TASK PROMPT: Quote every entry word for word.

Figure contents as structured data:
__________
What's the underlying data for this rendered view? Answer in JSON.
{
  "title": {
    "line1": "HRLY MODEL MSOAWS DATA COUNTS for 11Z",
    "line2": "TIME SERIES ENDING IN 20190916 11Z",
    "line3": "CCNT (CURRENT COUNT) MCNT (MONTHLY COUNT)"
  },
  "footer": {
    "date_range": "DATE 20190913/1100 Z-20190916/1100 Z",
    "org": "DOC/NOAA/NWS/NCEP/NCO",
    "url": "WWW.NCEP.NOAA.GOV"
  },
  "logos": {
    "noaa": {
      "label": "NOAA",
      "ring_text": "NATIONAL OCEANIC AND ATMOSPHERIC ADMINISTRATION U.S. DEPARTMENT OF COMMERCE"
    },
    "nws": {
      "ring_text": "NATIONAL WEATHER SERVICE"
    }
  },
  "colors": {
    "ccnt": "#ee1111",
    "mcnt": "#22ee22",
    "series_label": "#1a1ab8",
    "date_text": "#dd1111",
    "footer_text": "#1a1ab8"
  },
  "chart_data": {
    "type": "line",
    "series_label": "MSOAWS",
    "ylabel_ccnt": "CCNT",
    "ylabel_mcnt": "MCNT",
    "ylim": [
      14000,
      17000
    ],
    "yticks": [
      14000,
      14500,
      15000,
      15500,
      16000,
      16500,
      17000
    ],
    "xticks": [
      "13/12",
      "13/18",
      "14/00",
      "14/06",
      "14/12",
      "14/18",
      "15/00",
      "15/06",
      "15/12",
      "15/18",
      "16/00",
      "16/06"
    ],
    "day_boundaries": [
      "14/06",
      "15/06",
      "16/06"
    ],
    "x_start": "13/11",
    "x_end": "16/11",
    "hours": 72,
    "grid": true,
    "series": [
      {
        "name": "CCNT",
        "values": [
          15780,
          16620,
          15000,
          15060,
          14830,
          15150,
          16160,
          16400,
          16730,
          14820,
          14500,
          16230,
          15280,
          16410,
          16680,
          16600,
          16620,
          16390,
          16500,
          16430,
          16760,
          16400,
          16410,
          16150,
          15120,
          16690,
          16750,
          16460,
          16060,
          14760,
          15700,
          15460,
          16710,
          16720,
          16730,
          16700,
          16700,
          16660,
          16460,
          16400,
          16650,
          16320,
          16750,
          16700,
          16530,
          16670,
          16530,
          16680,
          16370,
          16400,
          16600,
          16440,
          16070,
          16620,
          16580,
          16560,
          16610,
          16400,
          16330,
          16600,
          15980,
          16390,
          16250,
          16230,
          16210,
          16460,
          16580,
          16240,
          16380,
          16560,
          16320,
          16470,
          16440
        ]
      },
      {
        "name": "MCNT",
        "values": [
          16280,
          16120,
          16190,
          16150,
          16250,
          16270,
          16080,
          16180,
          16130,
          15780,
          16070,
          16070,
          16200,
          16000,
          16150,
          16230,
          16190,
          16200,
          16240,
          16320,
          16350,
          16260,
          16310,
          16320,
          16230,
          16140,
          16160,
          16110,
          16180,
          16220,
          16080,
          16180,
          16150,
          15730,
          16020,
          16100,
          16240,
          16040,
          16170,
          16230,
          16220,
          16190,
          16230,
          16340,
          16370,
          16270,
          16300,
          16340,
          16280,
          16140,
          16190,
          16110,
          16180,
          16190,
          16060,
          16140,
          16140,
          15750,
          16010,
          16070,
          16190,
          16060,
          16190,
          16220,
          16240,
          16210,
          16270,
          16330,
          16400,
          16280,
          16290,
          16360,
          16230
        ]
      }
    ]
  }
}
__________
ANSWER BELOW:
What's the underlying data for this rendered view? Answer in JSON.
{
  "title": {
    "line1": "HRLY MODEL MSOAWS DATA COUNTS for 11Z",
    "line2": "TIME SERIES ENDING IN 20190916 11Z",
    "line3": "CCNT (CURRENT COUNT) MCNT (MONTHLY COUNT)"
  },
  "footer": {
    "date_range": "DATE 20190913/1100 Z-20190916/1100 Z",
    "org": "DOC/NOAA/NWS/NCEP/NCO",
    "url": "WWW.NCEP.NOAA.GOV"
  },
  "logos": {
    "noaa": {
      "label": "NOAA",
      "ring_text": "NATIONAL OCEANIC AND ATMOSPHERIC ADMINISTRATION U.S. DEPARTMENT OF COMMERCE"
    },
    "nws": {
      "ring_text": "NATIONAL WEATHER SERVICE"
    }
  },
  "colors": {
    "ccnt": "#ee1111",
    "mcnt": "#22ee22",
    "series_label": "#1a1ab8",
    "date_text": "#dd1111",
    "footer_text": "#1a1ab8"
  },
  "chart_data": {
    "type": "line",
    "series_label": "MSOAWS",
    "ylabel_ccnt": "CCNT",
    "ylabel_mcnt": "MCNT",
    "ylim": [
      14000,
      17000
    ],
    "yticks": [
      14000,
      14500,
      15000,
      15500,
      16000,
      16500,
      17000
    ],
    "xticks": [
      "13/12",
      "13/18",
      "14/00",
      "14/06",
      "14/12",
      "14/18",
      "15/00",
      "15/06",
      "15/12",
      "15/18",
      "16/00",
      "16/06"
    ],
    "day_boundaries": [
      "14/06",
      "15/06",
      "16/06"
    ],
    "x_start": "13/11",
    "x_end": "16/11",
    "hours": 72,
    "grid": true,
    "series": [
      {
        "name": "CCNT",
        "values": [
          15780,
          16620,
          15000,
          15060,
          14830,
          15150,
          16160,
          16400,
          16730,
          14820,
          14500,
          16230,
          15280,
          16410,
          16680,
          16600,
          16620,
          16390,
          16500,
          16430,
          16760,
          16400,
          16410,
          16150,
          15120,
          16690,
          16750,
          16460,
          16060,
          14760,
          15700,
          15460,
          16710,
          16720,
          16730,
          16700,
          16700,
          16660,
          16460,
          16400,
          16650,
          16320,
          16750,
          16700,
          16530,
          16670,
          16530,
          16680,
          16370,
          16400,
          16600,
          16440,
          16070,
          16620,
          16580,
          16560,
          16610,
          16400,
          16330,
          16600,
          15980,
          16390,
          16250,
          16230,
          16210,
          16460,
          16580,
          16240,
          16380,
          16560,
          16320,
          16470,
          16440
        ]
      },
      {
        "name": "MCNT",
        "values": [
          16280,
          16120,
          16190,
          16150,
          16250,
          16270,
          16080,
          16180,
          16130,
          15780,
          16070,
          16070,
          16200,
          16000,
          16150,
          16230,
          16190,
          16200,
          16240,
          16320,
          16350,
          16260,
          16310,
          16320,
          16230,
          16140,
          16160,
          16110,
          16180,
          16220,
          16080,
          16180,
          16150,
          15730,
          16020,
          16100,
          16240,
          16040,
          16170,
          16230,
          16220,
          16190,
          16230,
          16340,
          16370,
          16270,
          16300,
          16340,
          16280,
          16140,
          16190,
          16110,
          16180,
          16190,
          16060,
          16140,
          16140,
          15750,
          16010,
          16070,
          16190,
          16060,
          16190,
          16220,
          16240,
          16210,
          16270,
          16330,
          16400,
          16280,
          16290,
          16360,
          16230
        ]
      }
    ]
  }
}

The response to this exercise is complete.